§ **Input material**:
+++
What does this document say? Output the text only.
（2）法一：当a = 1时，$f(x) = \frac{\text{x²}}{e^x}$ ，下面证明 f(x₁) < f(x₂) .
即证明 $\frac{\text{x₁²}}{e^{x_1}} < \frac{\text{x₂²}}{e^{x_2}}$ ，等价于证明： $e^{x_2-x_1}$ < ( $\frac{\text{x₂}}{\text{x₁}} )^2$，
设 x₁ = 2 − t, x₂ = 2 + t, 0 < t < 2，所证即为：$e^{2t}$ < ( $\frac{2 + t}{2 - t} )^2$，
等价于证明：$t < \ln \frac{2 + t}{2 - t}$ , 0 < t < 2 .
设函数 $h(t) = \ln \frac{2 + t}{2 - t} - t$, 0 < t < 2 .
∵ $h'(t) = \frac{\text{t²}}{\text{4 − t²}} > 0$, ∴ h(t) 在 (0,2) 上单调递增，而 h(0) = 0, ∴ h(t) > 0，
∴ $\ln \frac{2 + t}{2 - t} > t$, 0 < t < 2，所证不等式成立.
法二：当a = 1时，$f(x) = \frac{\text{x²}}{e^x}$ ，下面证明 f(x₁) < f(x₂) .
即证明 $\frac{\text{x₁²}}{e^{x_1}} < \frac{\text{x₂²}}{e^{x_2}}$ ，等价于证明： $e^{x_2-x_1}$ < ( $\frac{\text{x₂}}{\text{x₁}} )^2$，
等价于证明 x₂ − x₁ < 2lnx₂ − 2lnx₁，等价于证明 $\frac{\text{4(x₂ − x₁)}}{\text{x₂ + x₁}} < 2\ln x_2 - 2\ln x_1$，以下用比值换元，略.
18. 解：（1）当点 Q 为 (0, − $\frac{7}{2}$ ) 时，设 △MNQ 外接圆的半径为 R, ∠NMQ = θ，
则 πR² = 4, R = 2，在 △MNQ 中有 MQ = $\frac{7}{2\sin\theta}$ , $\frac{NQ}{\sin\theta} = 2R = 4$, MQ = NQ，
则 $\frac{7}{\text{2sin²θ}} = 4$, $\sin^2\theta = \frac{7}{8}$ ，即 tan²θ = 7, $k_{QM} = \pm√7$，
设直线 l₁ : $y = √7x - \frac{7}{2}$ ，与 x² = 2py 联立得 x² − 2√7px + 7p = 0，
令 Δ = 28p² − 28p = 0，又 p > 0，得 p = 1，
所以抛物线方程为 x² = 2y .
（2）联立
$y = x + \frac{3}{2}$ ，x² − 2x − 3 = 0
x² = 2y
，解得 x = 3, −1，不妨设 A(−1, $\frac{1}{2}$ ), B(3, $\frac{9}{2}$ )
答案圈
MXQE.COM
+++
§ **Written instruction**: In the listing, find all lines with the string "theta" and copy them.

§ **Answer in full**:
则 πR² = 4, R = 2，在 △MNQ 中有 MQ = $\frac{7}{2\sin\theta}$ , $\frac{NQ}{\sin\theta} = 2R = 4$, MQ = NQ，
则 $\frac{7}{\text{2sin²θ}} = 4$, $\sin^2\theta = \frac{7}{8}$ ，即 tan²θ = 7, $k_{QM} = \pm√7$，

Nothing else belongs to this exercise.